[Material supplied]
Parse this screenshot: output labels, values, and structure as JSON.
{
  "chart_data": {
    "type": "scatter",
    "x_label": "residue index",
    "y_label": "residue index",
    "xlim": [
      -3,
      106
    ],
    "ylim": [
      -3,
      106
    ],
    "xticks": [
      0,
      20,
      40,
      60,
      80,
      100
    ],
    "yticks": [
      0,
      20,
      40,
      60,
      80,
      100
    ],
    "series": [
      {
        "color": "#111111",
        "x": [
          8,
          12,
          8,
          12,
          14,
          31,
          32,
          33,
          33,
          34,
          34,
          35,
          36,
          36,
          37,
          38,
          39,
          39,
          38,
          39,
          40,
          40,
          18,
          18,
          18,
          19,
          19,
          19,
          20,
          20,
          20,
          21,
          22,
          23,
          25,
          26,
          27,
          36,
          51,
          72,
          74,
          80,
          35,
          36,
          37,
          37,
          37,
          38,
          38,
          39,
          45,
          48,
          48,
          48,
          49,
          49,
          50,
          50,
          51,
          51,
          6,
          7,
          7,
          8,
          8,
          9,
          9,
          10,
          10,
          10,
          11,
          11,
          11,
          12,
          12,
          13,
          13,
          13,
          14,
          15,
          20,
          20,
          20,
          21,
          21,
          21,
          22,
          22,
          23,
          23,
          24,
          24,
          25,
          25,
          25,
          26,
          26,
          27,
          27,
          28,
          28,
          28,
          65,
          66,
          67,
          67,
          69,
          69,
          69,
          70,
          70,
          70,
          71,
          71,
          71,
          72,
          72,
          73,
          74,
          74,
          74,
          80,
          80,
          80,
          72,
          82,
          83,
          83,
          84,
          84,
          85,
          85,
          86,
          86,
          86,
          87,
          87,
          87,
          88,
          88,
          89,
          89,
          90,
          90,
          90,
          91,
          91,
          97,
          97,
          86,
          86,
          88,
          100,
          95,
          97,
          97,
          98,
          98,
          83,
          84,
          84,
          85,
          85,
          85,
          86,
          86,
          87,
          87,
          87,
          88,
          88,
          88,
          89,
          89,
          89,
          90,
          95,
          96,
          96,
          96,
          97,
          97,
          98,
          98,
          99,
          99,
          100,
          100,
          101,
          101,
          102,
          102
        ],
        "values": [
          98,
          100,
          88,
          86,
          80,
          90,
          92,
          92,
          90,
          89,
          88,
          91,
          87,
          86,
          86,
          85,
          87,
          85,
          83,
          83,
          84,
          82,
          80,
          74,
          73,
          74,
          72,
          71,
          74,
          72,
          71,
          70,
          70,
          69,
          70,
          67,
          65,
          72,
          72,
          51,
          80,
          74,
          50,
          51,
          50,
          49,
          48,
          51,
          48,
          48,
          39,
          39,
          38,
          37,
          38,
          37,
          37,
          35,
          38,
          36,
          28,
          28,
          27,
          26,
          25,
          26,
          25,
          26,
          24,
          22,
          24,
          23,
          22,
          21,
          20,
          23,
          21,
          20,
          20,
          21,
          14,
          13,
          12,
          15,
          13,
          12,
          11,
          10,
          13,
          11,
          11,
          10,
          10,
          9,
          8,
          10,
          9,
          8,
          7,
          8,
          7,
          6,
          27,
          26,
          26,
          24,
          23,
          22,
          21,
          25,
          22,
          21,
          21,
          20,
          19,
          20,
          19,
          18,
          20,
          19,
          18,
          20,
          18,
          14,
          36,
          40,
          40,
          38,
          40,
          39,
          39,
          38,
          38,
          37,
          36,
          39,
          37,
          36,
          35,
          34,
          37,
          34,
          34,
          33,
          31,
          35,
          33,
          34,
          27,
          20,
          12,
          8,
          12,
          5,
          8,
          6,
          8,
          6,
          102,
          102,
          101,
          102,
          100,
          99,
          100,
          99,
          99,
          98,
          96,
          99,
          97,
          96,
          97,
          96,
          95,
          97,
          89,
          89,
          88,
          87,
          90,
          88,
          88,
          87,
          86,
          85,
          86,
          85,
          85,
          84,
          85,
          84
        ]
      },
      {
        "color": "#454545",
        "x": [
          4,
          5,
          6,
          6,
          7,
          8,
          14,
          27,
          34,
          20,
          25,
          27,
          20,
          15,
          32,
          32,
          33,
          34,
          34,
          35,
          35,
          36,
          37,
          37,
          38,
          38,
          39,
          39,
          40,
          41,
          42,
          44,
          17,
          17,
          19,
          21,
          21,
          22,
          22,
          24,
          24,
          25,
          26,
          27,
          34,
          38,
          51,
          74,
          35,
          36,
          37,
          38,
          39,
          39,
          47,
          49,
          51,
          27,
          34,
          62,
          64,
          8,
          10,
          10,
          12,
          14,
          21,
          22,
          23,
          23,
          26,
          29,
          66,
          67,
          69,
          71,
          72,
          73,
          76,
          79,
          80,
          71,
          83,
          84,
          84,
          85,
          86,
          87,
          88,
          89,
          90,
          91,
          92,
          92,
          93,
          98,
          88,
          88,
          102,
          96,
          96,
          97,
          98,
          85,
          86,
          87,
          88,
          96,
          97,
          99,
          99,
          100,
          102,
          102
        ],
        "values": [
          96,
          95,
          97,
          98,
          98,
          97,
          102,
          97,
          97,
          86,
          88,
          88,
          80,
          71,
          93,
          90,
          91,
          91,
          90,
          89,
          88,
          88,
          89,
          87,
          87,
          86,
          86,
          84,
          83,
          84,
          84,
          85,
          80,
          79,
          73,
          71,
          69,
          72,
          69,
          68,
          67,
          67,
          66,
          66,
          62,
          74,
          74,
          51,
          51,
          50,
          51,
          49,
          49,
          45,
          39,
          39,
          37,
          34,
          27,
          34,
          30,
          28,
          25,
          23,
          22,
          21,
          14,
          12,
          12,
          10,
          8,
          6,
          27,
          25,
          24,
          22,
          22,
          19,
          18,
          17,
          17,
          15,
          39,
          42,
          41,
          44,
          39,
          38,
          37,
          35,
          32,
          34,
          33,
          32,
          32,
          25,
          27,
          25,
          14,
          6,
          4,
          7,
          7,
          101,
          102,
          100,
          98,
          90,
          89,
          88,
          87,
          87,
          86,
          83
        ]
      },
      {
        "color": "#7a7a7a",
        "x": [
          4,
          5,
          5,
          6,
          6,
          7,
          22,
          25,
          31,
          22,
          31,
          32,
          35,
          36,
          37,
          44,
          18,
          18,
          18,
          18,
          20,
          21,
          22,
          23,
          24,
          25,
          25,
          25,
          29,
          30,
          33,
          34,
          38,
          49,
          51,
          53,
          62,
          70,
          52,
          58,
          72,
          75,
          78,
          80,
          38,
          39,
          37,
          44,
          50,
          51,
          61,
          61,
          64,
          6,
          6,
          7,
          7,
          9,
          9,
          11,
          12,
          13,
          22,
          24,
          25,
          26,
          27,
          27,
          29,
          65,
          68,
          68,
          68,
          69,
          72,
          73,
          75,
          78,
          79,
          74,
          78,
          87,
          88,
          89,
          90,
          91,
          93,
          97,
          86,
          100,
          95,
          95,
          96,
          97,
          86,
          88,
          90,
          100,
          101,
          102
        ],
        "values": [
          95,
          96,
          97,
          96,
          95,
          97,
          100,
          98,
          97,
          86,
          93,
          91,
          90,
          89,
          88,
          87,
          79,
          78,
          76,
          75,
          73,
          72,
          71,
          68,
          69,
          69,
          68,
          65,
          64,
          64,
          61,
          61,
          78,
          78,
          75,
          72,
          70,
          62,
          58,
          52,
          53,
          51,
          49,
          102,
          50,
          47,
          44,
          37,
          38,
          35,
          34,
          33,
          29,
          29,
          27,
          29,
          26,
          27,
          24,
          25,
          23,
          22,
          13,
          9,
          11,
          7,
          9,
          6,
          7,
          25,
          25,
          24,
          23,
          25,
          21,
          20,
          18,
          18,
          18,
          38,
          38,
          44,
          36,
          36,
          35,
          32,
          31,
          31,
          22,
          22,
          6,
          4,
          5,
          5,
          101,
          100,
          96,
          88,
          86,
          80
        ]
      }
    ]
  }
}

[Given task] Reproduce every line of the listing above in which the string "color" appears.

[The solution]
        "color": "#111111",
        "color": "#454545",
        "color": "#7a7a7a",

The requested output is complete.